§ **Entries supplied**
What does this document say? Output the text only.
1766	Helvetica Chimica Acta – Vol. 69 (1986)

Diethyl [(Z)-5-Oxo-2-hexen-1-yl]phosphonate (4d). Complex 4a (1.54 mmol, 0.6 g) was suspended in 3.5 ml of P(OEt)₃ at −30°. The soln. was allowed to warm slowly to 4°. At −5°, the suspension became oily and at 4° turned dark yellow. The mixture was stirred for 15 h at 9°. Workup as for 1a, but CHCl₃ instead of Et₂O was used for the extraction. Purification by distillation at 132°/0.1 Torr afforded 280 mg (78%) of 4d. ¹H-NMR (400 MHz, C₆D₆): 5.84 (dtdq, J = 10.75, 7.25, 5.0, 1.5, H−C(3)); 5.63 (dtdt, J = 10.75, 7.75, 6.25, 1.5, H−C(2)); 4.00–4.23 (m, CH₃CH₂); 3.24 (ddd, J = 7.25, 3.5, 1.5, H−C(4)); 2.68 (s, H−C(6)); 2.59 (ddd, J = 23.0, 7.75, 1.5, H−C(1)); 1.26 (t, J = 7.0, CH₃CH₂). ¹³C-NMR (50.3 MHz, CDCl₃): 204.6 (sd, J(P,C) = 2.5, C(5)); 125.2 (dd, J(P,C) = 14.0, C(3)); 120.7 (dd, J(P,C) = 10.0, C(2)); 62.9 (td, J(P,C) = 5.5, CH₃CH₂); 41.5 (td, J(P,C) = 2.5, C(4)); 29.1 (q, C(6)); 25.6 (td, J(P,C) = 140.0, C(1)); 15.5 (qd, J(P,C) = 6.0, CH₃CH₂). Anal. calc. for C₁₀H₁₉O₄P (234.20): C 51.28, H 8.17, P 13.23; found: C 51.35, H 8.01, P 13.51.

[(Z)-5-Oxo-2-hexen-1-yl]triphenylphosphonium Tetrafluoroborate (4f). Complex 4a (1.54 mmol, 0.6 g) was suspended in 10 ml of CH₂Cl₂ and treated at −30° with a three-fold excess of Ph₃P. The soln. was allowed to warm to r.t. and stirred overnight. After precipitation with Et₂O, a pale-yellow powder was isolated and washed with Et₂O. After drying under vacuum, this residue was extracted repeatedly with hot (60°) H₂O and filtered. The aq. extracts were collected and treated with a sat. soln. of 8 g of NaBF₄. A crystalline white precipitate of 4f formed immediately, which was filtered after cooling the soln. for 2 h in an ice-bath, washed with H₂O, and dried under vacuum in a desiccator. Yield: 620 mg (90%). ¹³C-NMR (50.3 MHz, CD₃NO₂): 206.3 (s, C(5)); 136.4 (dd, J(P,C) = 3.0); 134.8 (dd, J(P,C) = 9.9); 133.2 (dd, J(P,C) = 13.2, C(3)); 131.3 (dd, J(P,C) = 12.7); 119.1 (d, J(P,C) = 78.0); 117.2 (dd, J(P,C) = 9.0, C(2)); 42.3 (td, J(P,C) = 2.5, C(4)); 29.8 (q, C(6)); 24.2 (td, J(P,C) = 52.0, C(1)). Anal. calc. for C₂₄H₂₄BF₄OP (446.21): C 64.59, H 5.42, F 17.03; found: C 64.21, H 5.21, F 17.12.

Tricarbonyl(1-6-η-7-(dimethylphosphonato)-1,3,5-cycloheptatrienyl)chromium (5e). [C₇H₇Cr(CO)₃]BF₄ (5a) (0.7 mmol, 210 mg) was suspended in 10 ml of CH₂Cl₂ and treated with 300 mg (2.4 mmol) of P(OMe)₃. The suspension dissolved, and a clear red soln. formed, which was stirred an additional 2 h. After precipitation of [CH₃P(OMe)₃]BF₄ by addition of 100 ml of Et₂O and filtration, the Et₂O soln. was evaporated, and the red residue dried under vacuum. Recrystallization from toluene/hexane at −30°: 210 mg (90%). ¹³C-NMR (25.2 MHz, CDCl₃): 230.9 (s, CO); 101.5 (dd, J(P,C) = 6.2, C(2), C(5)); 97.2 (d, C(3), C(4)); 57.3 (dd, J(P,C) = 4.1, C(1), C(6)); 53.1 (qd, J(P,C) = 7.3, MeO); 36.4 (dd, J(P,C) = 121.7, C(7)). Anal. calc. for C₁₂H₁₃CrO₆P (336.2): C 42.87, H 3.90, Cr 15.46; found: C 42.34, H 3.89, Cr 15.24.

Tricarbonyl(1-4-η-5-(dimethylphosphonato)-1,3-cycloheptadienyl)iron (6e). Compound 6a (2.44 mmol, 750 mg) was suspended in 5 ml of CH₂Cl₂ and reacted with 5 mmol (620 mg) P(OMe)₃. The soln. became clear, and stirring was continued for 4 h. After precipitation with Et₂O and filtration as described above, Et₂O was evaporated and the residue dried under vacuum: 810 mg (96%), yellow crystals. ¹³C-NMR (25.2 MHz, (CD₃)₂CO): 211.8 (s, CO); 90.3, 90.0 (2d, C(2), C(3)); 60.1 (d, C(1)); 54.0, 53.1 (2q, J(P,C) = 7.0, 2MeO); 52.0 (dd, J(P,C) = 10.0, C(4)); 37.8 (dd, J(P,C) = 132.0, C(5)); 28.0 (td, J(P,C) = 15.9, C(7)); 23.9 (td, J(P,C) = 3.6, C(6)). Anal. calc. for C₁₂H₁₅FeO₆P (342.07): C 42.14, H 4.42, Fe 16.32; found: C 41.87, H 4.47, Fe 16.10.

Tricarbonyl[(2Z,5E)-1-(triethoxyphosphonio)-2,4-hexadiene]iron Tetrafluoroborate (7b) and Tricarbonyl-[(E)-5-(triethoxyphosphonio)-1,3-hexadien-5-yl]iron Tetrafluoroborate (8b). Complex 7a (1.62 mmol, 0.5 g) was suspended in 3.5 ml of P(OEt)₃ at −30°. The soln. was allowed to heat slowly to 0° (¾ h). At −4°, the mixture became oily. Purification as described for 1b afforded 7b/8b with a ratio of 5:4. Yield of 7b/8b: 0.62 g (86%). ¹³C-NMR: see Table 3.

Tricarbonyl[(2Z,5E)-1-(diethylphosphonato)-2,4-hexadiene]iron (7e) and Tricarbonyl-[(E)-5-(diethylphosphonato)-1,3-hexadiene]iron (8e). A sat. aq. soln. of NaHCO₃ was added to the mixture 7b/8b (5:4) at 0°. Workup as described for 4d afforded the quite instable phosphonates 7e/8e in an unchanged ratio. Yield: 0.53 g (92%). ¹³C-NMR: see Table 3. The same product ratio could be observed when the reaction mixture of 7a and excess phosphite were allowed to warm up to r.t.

§ **Stated exercise**
Print the records above in full, exactly.

§ **Solution to the exercise**
What does this document say? Output the text only.
1766	Helvetica Chimica Acta – Vol. 69 (1986)

Diethyl [(Z)-5-Oxo-2-hexen-1-yl]phosphonate (4d). Complex 4a (1.54 mmol, 0.6 g) was suspended in 3.5 ml of P(OEt)₃ at −30°. The soln. was allowed to warm slowly to 4°. At −5°, the suspension became oily and at 4° turned dark yellow. The mixture was stirred for 15 h at 9°. Workup as for 1a, but CHCl₃ instead of Et₂O was used for the extraction. Purification by distillation at 132°/0.1 Torr afforded 280 mg (78%) of 4d. ¹H-NMR (400 MHz, C₆D₆): 5.84 (dtdq, J = 10.75, 7.25, 5.0, 1.5, H−C(3)); 5.63 (dtdt, J = 10.75, 7.75, 6.25, 1.5, H−C(2)); 4.00–4.23 (m, CH₃CH₂); 3.24 (ddd, J = 7.25, 3.5, 1.5, H−C(4)); 2.68 (s, H−C(6)); 2.59 (ddd, J = 23.0, 7.75, 1.5, H−C(1)); 1.26 (t, J = 7.0, CH₃CH₂). ¹³C-NMR (50.3 MHz, CDCl₃): 204.6 (sd, J(P,C) = 2.5, C(5)); 125.2 (dd, J(P,C) = 14.0, C(3)); 120.7 (dd, J(P,C) = 10.0, C(2)); 62.9 (td, J(P,C) = 5.5, CH₃CH₂); 41.5 (td, J(P,C) = 2.5, C(4)); 29.1 (q, C(6)); 25.6 (td, J(P,C) = 140.0, C(1)); 15.5 (qd, J(P,C) = 6.0, CH₃CH₂). Anal. calc. for C₁₀H₁₉O₄P (234.20): C 51.28, H 8.17, P 13.23; found: C 51.35, H 8.01, P 13.51.

[(Z)-5-Oxo-2-hexen-1-yl]triphenylphosphonium Tetrafluoroborate (4f). Complex 4a (1.54 mmol, 0.6 g) was suspended in 10 ml of CH₂Cl₂ and treated at −30° with a three-fold excess of Ph₃P. The soln. was allowed to warm to r.t. and stirred overnight. After precipitation with Et₂O, a pale-yellow powder was isolated and washed with Et₂O. After drying under vacuum, this residue was extracted repeatedly with hot (60°) H₂O and filtered. The aq. extracts were collected and treated with a sat. soln. of 8 g of NaBF₄. A crystalline white precipitate of 4f formed immediately, which was filtered after cooling the soln. for 2 h in an ice-bath, washed with H₂O, and dried under vacuum in a desiccator. Yield: 620 mg (90%). ¹³C-NMR (50.3 MHz, CD₃NO₂): 206.3 (s, C(5)); 136.4 (dd, J(P,C) = 3.0); 134.8 (dd, J(P,C) = 9.9); 133.2 (dd, J(P,C) = 13.2, C(3)); 131.3 (dd, J(P,C) = 12.7); 119.1 (d, J(P,C) = 78.0); 117.2 (dd, J(P,C) = 9.0, C(2)); 42.3 (td, J(P,C) = 2.5, C(4)); 29.8 (q, C(6)); 24.2 (td, J(P,C) = 52.0, C(1)). Anal. calc. for C₂₄H₂₄BF₄OP (446.21): C 64.59, H 5.42, F 17.03; found: C 64.21, H 5.21, F 17.12.

Tricarbonyl(1-6-η-7-(dimethylphosphonato)-1,3,5-cycloheptatrienyl)chromium (5e). [C₇H₇Cr(CO)₃]BF₄ (5a) (0.7 mmol, 210 mg) was suspended in 10 ml of CH₂Cl₂ and treated with 300 mg (2.4 mmol) of P(OMe)₃. The suspension dissolved, and a clear red soln. formed, which was stirred an additional 2 h. After precipitation of [CH₃P(OMe)₃]BF₄ by addition of 100 ml of Et₂O and filtration, the Et₂O soln. was evaporated, and the red residue dried under vacuum. Recrystallization from toluene/hexane at −30°: 210 mg (90%). ¹³C-NMR (25.2 MHz, CDCl₃): 230.9 (s, CO); 101.5 (dd, J(P,C) = 6.2, C(2), C(5)); 97.2 (d, C(3), C(4)); 57.3 (dd, J(P,C) = 4.1, C(1), C(6)); 53.1 (qd, J(P,C) = 7.3, MeO); 36.4 (dd, J(P,C) = 121.7, C(7)). Anal. calc. for C₁₂H₁₃CrO₆P (336.2): C 42.87, H 3.90, Cr 15.46; found: C 42.34, H 3.89, Cr 15.24.

Tricarbonyl(1-4-η-5-(dimethylphosphonato)-1,3-cycloheptadienyl)iron (6e). Compound 6a (2.44 mmol, 750 mg) was suspended in 5 ml of CH₂Cl₂ and reacted with 5 mmol (620 mg) P(OMe)₃. The soln. became clear, and stirring was continued for 4 h. After precipitation with Et₂O and filtration as described above, Et₂O was evaporated and the residue dried under vacuum: 810 mg (96%), yellow crystals. ¹³C-NMR (25.2 MHz, (CD₃)₂CO): 211.8 (s, CO); 90.3, 90.0 (2d, C(2), C(3)); 60.1 (d, C(1)); 54.0, 53.1 (2q, J(P,C) = 7.0, 2MeO); 52.0 (dd, J(P,C) = 10.0, C(4)); 37.8 (dd, J(P,C) = 132.0, C(5)); 28.0 (td, J(P,C) = 15.9, C(7)); 23.9 (td, J(P,C) = 3.6, C(6)). Anal. calc. for C₁₂H₁₅FeO₆P (342.07): C 42.14, H 4.42, Fe 16.32; found: C 41.87, H 4.47, Fe 16.10.

Tricarbonyl[(2Z,5E)-1-(triethoxyphosphonio)-2,4-hexadiene]iron Tetrafluoroborate (7b) and Tricarbonyl-[(E)-5-(triethoxyphosphonio)-1,3-hexadien-5-yl]iron Tetrafluoroborate (8b). Complex 7a (1.62 mmol, 0.5 g) was suspended in 3.5 ml of P(OEt)₃ at −30°. The soln. was allowed to heat slowly to 0° (¾ h). At −4°, the mixture became oily. Purification as described for 1b afforded 7b/8b with a ratio of 5:4. Yield of 7b/8b: 0.62 g (86%). ¹³C-NMR: see Table 3.

Tricarbonyl[(2Z,5E)-1-(diethylphosphonato)-2,4-hexadiene]iron (7e) and Tricarbonyl-[(E)-5-(diethylphosphonato)-1,3-hexadiene]iron (8e). A sat. aq. soln. of NaHCO₃ was added to the mixture 7b/8b (5:4) at 0°. Workup as described for 4d afforded the quite instable phosphonates 7e/8e in an unchanged ratio. Yield: 0.53 g (92%). ¹³C-NMR: see Table 3. The same product ratio could be observed when the reaction mixture of 7a and excess phosphite were allowed to warm up to r.t.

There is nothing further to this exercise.